### WHAT IS EXPECTED
Repeat all of the material below exactly as written, images excluded.

### THE RECORDS
==*==

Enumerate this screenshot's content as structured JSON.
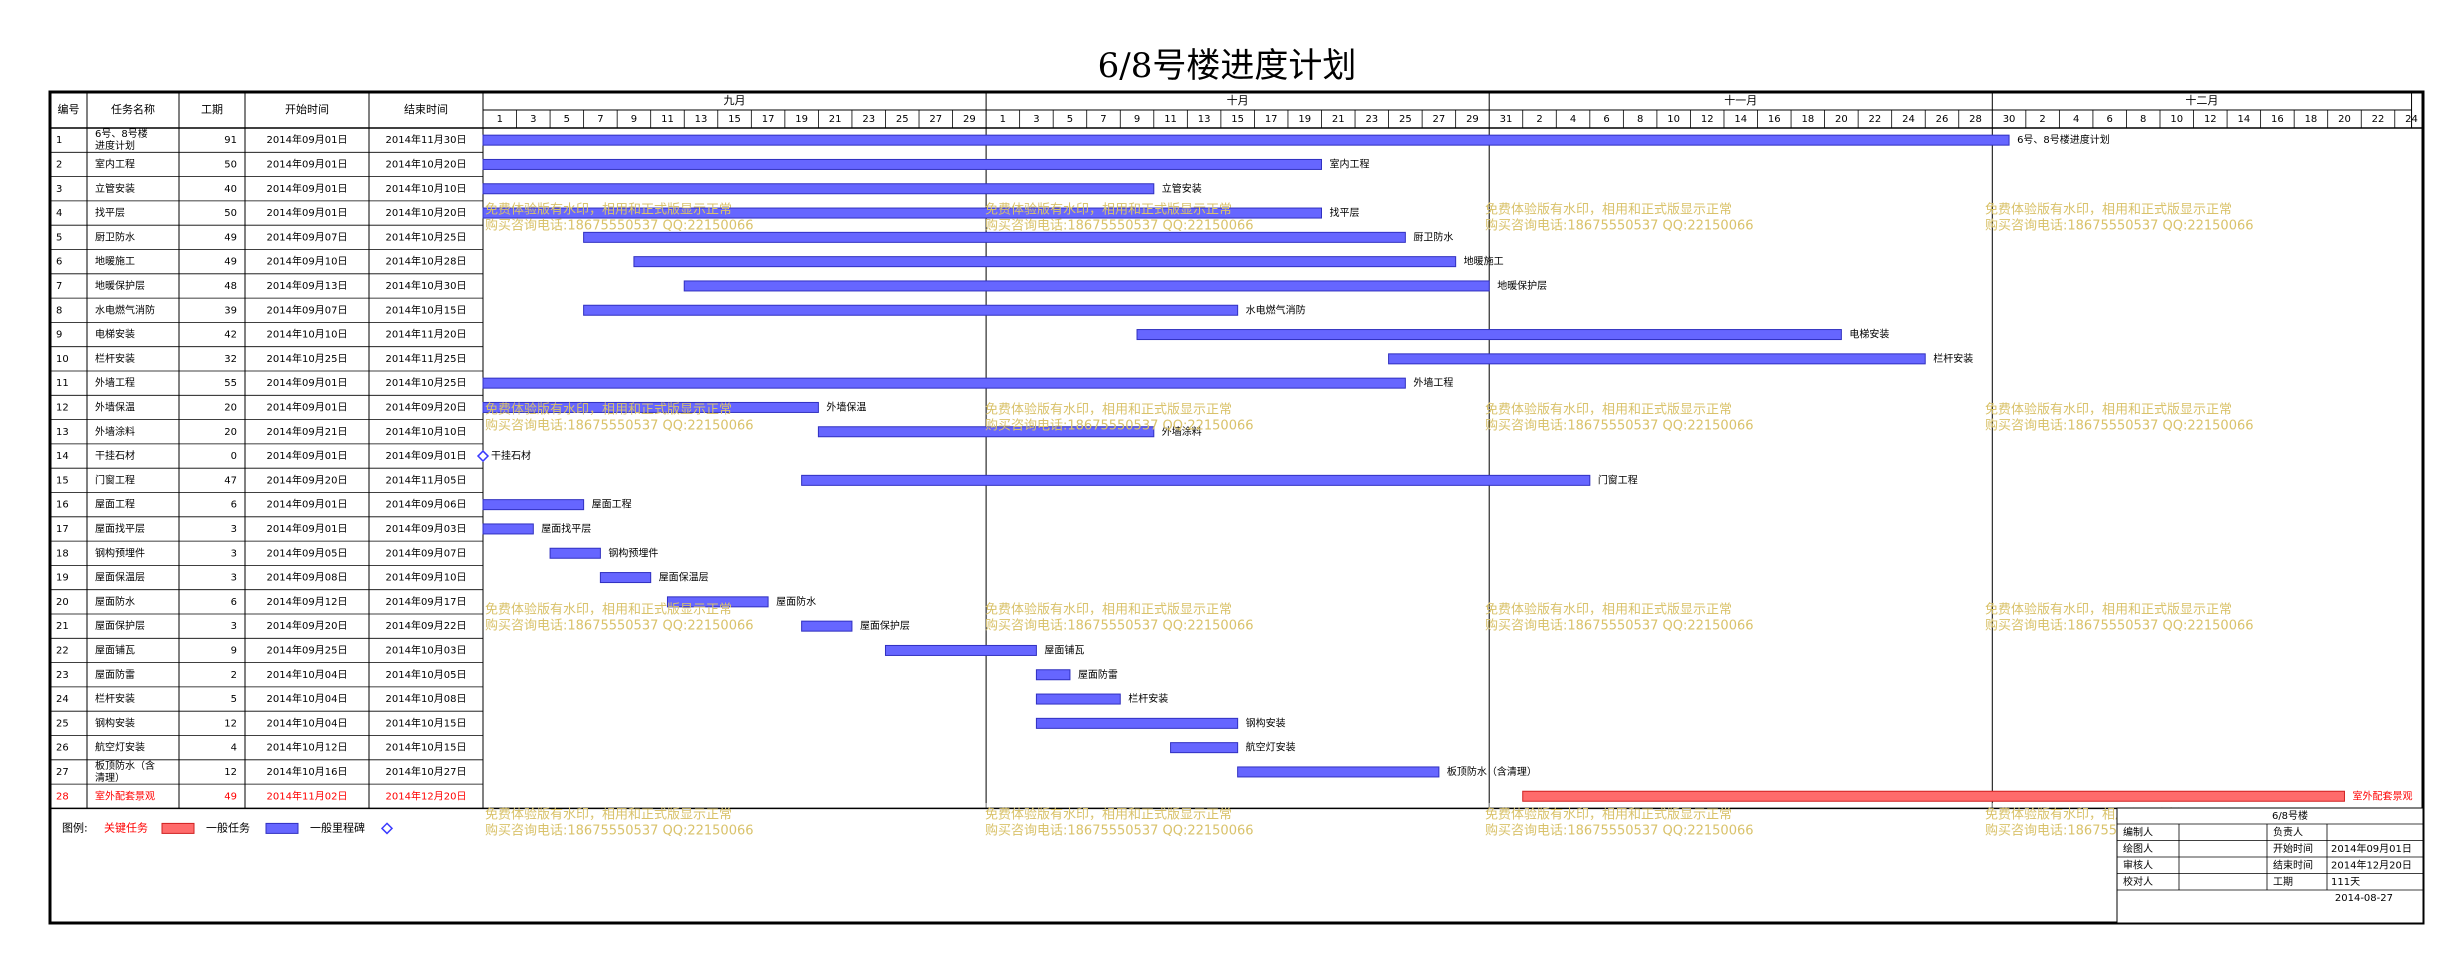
{
  "title": "6/8号楼进度计划",
  "header": {
    "id": "编号",
    "name": "任务名称",
    "duration": "工期",
    "start": "开始时间",
    "end": "结束时间"
  },
  "months": [
    {
      "label": "九月",
      "days": [
        "1",
        "3",
        "5",
        "7",
        "9",
        "11",
        "13",
        "15",
        "17",
        "19",
        "21",
        "23",
        "25",
        "27",
        "29"
      ]
    },
    {
      "label": "十月",
      "days": [
        "1",
        "3",
        "5",
        "7",
        "9",
        "11",
        "13",
        "15",
        "17",
        "19",
        "21",
        "23",
        "25",
        "27",
        "29"
      ]
    },
    {
      "label": "十一月",
      "days": [
        "31",
        "2",
        "4",
        "6",
        "8",
        "10",
        "12",
        "14",
        "16",
        "18",
        "20",
        "22",
        "24",
        "26",
        "28"
      ]
    },
    {
      "label": "十二月",
      "days": [
        "30",
        "2",
        "4",
        "6",
        "8",
        "10",
        "12",
        "14",
        "16",
        "18",
        "20",
        "22",
        "24"
      ]
    }
  ],
  "chart_data": {
    "type": "gantt",
    "timeline_start": "2014-09-01",
    "timeline_end": "2014-12-24",
    "tasks": [
      {
        "id": "1",
        "name": "6号、8号楼进度计划",
        "duration": 91,
        "start": "2014年09月01日",
        "end": "2014年11月30日",
        "bar_label": "6号、8号楼进度计划",
        "type": "normal"
      },
      {
        "id": "2",
        "name": "室内工程",
        "duration": 50,
        "start": "2014年09月01日",
        "end": "2014年10月20日",
        "bar_label": "室内工程",
        "type": "normal"
      },
      {
        "id": "3",
        "name": "立管安装",
        "duration": 40,
        "start": "2014年09月01日",
        "end": "2014年10月10日",
        "bar_label": "立管安装",
        "type": "normal"
      },
      {
        "id": "4",
        "name": "找平层",
        "duration": 50,
        "start": "2014年09月01日",
        "end": "2014年10月20日",
        "bar_label": "找平层",
        "type": "normal"
      },
      {
        "id": "5",
        "name": "厨卫防水",
        "duration": 49,
        "start": "2014年09月07日",
        "end": "2014年10月25日",
        "bar_label": "厨卫防水",
        "type": "normal"
      },
      {
        "id": "6",
        "name": "地暖施工",
        "duration": 49,
        "start": "2014年09月10日",
        "end": "2014年10月28日",
        "bar_label": "地暖施工",
        "type": "normal"
      },
      {
        "id": "7",
        "name": "地暖保护层",
        "duration": 48,
        "start": "2014年09月13日",
        "end": "2014年10月30日",
        "bar_label": "地暖保护层",
        "type": "normal"
      },
      {
        "id": "8",
        "name": "水电燃气消防",
        "duration": 39,
        "start": "2014年09月07日",
        "end": "2014年10月15日",
        "bar_label": "水电燃气消防",
        "type": "normal"
      },
      {
        "id": "9",
        "name": "电梯安装",
        "duration": 42,
        "start": "2014年10月10日",
        "end": "2014年11月20日",
        "bar_label": "电梯安装",
        "type": "normal"
      },
      {
        "id": "10",
        "name": "栏杆安装",
        "duration": 32,
        "start": "2014年10月25日",
        "end": "2014年11月25日",
        "bar_label": "栏杆安装",
        "type": "normal"
      },
      {
        "id": "11",
        "name": "外墙工程",
        "duration": 55,
        "start": "2014年09月01日",
        "end": "2014年10月25日",
        "bar_label": "外墙工程",
        "type": "normal"
      },
      {
        "id": "12",
        "name": "外墙保温",
        "duration": 20,
        "start": "2014年09月01日",
        "end": "2014年09月20日",
        "bar_label": "外墙保温",
        "type": "normal"
      },
      {
        "id": "13",
        "name": "外墙涂料",
        "duration": 20,
        "start": "2014年09月21日",
        "end": "2014年10月10日",
        "bar_label": "外墙涂料",
        "type": "normal"
      },
      {
        "id": "14",
        "name": "干挂石材",
        "duration": 0,
        "start": "2014年09月01日",
        "end": "2014年09月01日",
        "bar_label": "干挂石材",
        "type": "milestone"
      },
      {
        "id": "15",
        "name": "门窗工程",
        "duration": 47,
        "start": "2014年09月20日",
        "end": "2014年11月05日",
        "bar_label": "门窗工程",
        "type": "normal"
      },
      {
        "id": "16",
        "name": "屋面工程",
        "duration": 6,
        "start": "2014年09月01日",
        "end": "2014年09月06日",
        "bar_label": "屋面工程",
        "type": "normal"
      },
      {
        "id": "17",
        "name": "屋面找平层",
        "duration": 3,
        "start": "2014年09月01日",
        "end": "2014年09月03日",
        "bar_label": "屋面找平层",
        "type": "normal"
      },
      {
        "id": "18",
        "name": "钢构预埋件",
        "duration": 3,
        "start": "2014年09月05日",
        "end": "2014年09月07日",
        "bar_label": "钢构预埋件",
        "type": "normal"
      },
      {
        "id": "19",
        "name": "屋面保温层",
        "duration": 3,
        "start": "2014年09月08日",
        "end": "2014年09月10日",
        "bar_label": "屋面保温层",
        "type": "normal"
      },
      {
        "id": "20",
        "name": "屋面防水",
        "duration": 6,
        "start": "2014年09月12日",
        "end": "2014年09月17日",
        "bar_label": "屋面防水",
        "type": "normal"
      },
      {
        "id": "21",
        "name": "屋面保护层",
        "duration": 3,
        "start": "2014年09月20日",
        "end": "2014年09月22日",
        "bar_label": "屋面保护层",
        "type": "normal"
      },
      {
        "id": "22",
        "name": "屋面铺瓦",
        "duration": 9,
        "start": "2014年09月25日",
        "end": "2014年10月03日",
        "bar_label": "屋面铺瓦",
        "type": "normal"
      },
      {
        "id": "23",
        "name": "屋面防雷",
        "duration": 2,
        "start": "2014年10月04日",
        "end": "2014年10月05日",
        "bar_label": "屋面防雷",
        "type": "normal"
      },
      {
        "id": "24",
        "name": "栏杆安装",
        "duration": 5,
        "start": "2014年10月04日",
        "end": "2014年10月08日",
        "bar_label": "栏杆安装",
        "type": "normal"
      },
      {
        "id": "25",
        "name": "钢构安装",
        "duration": 12,
        "start": "2014年10月04日",
        "end": "2014年10月15日",
        "bar_label": "钢构安装",
        "type": "normal"
      },
      {
        "id": "26",
        "name": "航空灯安装",
        "duration": 4,
        "start": "2014年10月12日",
        "end": "2014年10月15日",
        "bar_label": "航空灯安装",
        "type": "normal"
      },
      {
        "id": "27",
        "name": "板顶防水（含清理）",
        "duration": 12,
        "start": "2014年10月16日",
        "end": "2014年10月27日",
        "bar_label": "板顶防水（含清理）",
        "type": "normal"
      },
      {
        "id": "28",
        "name": "室外配套景观",
        "duration": 49,
        "start": "2014年11月02日",
        "end": "2014年12月20日",
        "bar_label": "室外配套景观",
        "type": "critical"
      }
    ]
  },
  "legend": {
    "label": "图例:",
    "critical": "关键任务",
    "normal": "一般任务",
    "milestone": "一般里程碑"
  },
  "watermark": {
    "line1": "免费体验版有水印，相用和正式版显示正常",
    "line2": "购买咨询电话:18675550537 QQ:22150066"
  },
  "titleblock": {
    "project": "6/8号楼",
    "rows": [
      [
        "编制人",
        "",
        "负责人",
        ""
      ],
      [
        "绘图人",
        "",
        "开始时间",
        "2014年09月01日"
      ],
      [
        "审核人",
        "",
        "结束时间",
        "2014年12月20日"
      ],
      [
        "校对人",
        "",
        "工期",
        "111天"
      ]
    ],
    "date": "2014-08-27"
  },
  "colors": {
    "bar": "#6666ff",
    "bar_border": "#3030c0",
    "critical": "#ff6b6b",
    "critical_border": "#d02020",
    "critical_text": "#ff0000",
    "grid": "#c0c0c0",
    "watermark": "#d9c26a",
    "milestone": "#3a3aff"
  }
}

==*==

### EXERCISE RESULT
Enumerate this screenshot's content as structured JSON.
{
  "title": "6/8号楼进度计划",
  "header": {
    "id": "编号",
    "name": "任务名称",
    "duration": "工期",
    "start": "开始时间",
    "end": "结束时间"
  },
  "months": [
    {
      "label": "九月",
      "days": [
        "1",
        "3",
        "5",
        "7",
        "9",
        "11",
        "13",
        "15",
        "17",
        "19",
        "21",
        "23",
        "25",
        "27",
        "29"
      ]
    },
    {
      "label": "十月",
      "days": [
        "1",
        "3",
        "5",
        "7",
        "9",
        "11",
        "13",
        "15",
        "17",
        "19",
        "21",
        "23",
        "25",
        "27",
        "29"
      ]
    },
    {
      "label": "十一月",
      "days": [
        "31",
        "2",
        "4",
        "6",
        "8",
        "10",
        "12",
        "14",
        "16",
        "18",
        "20",
        "22",
        "24",
        "26",
        "28"
      ]
    },
    {
      "label": "十二月",
      "days": [
        "30",
        "2",
        "4",
        "6",
        "8",
        "10",
        "12",
        "14",
        "16",
        "18",
        "20",
        "22",
        "24"
      ]
    }
  ],
  "chart_data": {
    "type": "gantt",
    "timeline_start": "2014-09-01",
    "timeline_end": "2014-12-24",
    "tasks": [
      {
        "id": "1",
        "name": "6号、8号楼进度计划",
        "duration": 91,
        "start": "2014年09月01日",
        "end": "2014年11月30日",
        "bar_label": "6号、8号楼进度计划",
        "type": "normal"
      },
      {
        "id": "2",
        "name": "室内工程",
        "duration": 50,
        "start": "2014年09月01日",
        "end": "2014年10月20日",
        "bar_label": "室内工程",
        "type": "normal"
      },
      {
        "id": "3",
        "name": "立管安装",
        "duration": 40,
        "start": "2014年09月01日",
        "end": "2014年10月10日",
        "bar_label": "立管安装",
        "type": "normal"
      },
      {
        "id": "4",
        "name": "找平层",
        "duration": 50,
        "start": "2014年09月01日",
        "end": "2014年10月20日",
        "bar_label": "找平层",
        "type": "normal"
      },
      {
        "id": "5",
        "name": "厨卫防水",
        "duration": 49,
        "start": "2014年09月07日",
        "end": "2014年10月25日",
        "bar_label": "厨卫防水",
        "type": "normal"
      },
      {
        "id": "6",
        "name": "地暖施工",
        "duration": 49,
        "start": "2014年09月10日",
        "end": "2014年10月28日",
        "bar_label": "地暖施工",
        "type": "normal"
      },
      {
        "id": "7",
        "name": "地暖保护层",
        "duration": 48,
        "start": "2014年09月13日",
        "end": "2014年10月30日",
        "bar_label": "地暖保护层",
        "type": "normal"
      },
      {
        "id": "8",
        "name": "水电燃气消防",
        "duration": 39,
        "start": "2014年09月07日",
        "end": "2014年10月15日",
        "bar_label": "水电燃气消防",
        "type": "normal"
      },
      {
        "id": "9",
        "name": "电梯安装",
        "duration": 42,
        "start": "2014年10月10日",
        "end": "2014年11月20日",
        "bar_label": "电梯安装",
        "type": "normal"
      },
      {
        "id": "10",
        "name": "栏杆安装",
        "duration": 32,
        "start": "2014年10月25日",
        "end": "2014年11月25日",
        "bar_label": "栏杆安装",
        "type": "normal"
      },
      {
        "id": "11",
        "name": "外墙工程",
        "duration": 55,
        "start": "2014年09月01日",
        "end": "2014年10月25日",
        "bar_label": "外墙工程",
        "type": "normal"
      },
      {
        "id": "12",
        "name": "外墙保温",
        "duration": 20,
        "start": "2014年09月01日",
        "end": "2014年09月20日",
        "bar_label": "外墙保温",
        "type": "normal"
      },
      {
        "id": "13",
        "name": "外墙涂料",
        "duration": 20,
        "start": "2014年09月21日",
        "end": "2014年10月10日",
        "bar_label": "外墙涂料",
        "type": "normal"
      },
      {
        "id": "14",
        "name": "干挂石材",
        "duration": 0,
        "start": "2014年09月01日",
        "end": "2014年09月01日",
        "bar_label": "干挂石材",
        "type": "milestone"
      },
      {
        "id": "15",
        "name": "门窗工程",
        "duration": 47,
        "start": "2014年09月20日",
        "end": "2014年11月05日",
        "bar_label": "门窗工程",
        "type": "normal"
      },
      {
        "id": "16",
        "name": "屋面工程",
        "duration": 6,
        "start": "2014年09月01日",
        "end": "2014年09月06日",
        "bar_label": "屋面工程",
        "type": "normal"
      },
      {
        "id": "17",
        "name": "屋面找平层",
        "duration": 3,
        "start": "2014年09月01日",
        "end": "2014年09月03日",
        "bar_label": "屋面找平层",
        "type": "normal"
      },
      {
        "id": "18",
        "name": "钢构预埋件",
        "duration": 3,
        "start": "2014年09月05日",
        "end": "2014年09月07日",
        "bar_label": "钢构预埋件",
        "type": "normal"
      },
      {
        "id": "19",
        "name": "屋面保温层",
        "duration": 3,
        "start": "2014年09月08日",
        "end": "2014年09月10日",
        "bar_label": "屋面保温层",
        "type": "normal"
      },
      {
        "id": "20",
        "name": "屋面防水",
        "duration": 6,
        "start": "2014年09月12日",
        "end": "2014年09月17日",
        "bar_label": "屋面防水",
        "type": "normal"
      },
      {
        "id": "21",
        "name": "屋面保护层",
        "duration": 3,
        "start": "2014年09月20日",
        "end": "2014年09月22日",
        "bar_label": "屋面保护层",
        "type": "normal"
      },
      {
        "id": "22",
        "name": "屋面铺瓦",
        "duration": 9,
        "start": "2014年09月25日",
        "end": "2014年10月03日",
        "bar_label": "屋面铺瓦",
        "type": "normal"
      },
      {
        "id": "23",
        "name": "屋面防雷",
        "duration": 2,
        "start": "2014年10月04日",
        "end": "2014年10月05日",
        "bar_label": "屋面防雷",
        "type": "normal"
      },
      {
        "id": "24",
        "name": "栏杆安装",
        "duration": 5,
        "start": "2014年10月04日",
        "end": "2014年10月08日",
        "bar_label": "栏杆安装",
        "type": "normal"
      },
      {
        "id": "25",
        "name": "钢构安装",
        "duration": 12,
        "start": "2014年10月04日",
        "end": "2014年10月15日",
        "bar_label": "钢构安装",
        "type": "normal"
      },
      {
        "id": "26",
        "name": "航空灯安装",
        "duration": 4,
        "start": "2014年10月12日",
        "end": "2014年10月15日",
        "bar_label": "航空灯安装",
        "type": "normal"
      },
      {
        "id": "27",
        "name": "板顶防水（含清理）",
        "duration": 12,
        "start": "2014年10月16日",
        "end": "2014年10月27日",
        "bar_label": "板顶防水（含清理）",
        "type": "normal"
      },
      {
        "id": "28",
        "name": "室外配套景观",
        "duration": 49,
        "start": "2014年11月02日",
        "end": "2014年12月20日",
        "bar_label": "室外配套景观",
        "type": "critical"
      }
    ]
  },
  "legend": {
    "label": "图例:",
    "critical": "关键任务",
    "normal": "一般任务",
    "milestone": "一般里程碑"
  },
  "watermark": {
    "line1": "免费体验版有水印，相用和正式版显示正常",
    "line2": "购买咨询电话:18675550537 QQ:22150066"
  },
  "titleblock": {
    "project": "6/8号楼",
    "rows": [
      [
        "编制人",
        "",
        "负责人",
        ""
      ],
      [
        "绘图人",
        "",
        "开始时间",
        "2014年09月01日"
      ],
      [
        "审核人",
        "",
        "结束时间",
        "2014年12月20日"
      ],
      [
        "校对人",
        "",
        "工期",
        "111天"
      ]
    ],
    "date": "2014-08-27"
  },
  "colors": {
    "bar": "#6666ff",
    "bar_border": "#3030c0",
    "critical": "#ff6b6b",
    "critical_border": "#d02020",
    "critical_text": "#ff0000",
    "grid": "#c0c0c0",
    "watermark": "#d9c26a",
    "milestone": "#3a3aff"
  }
}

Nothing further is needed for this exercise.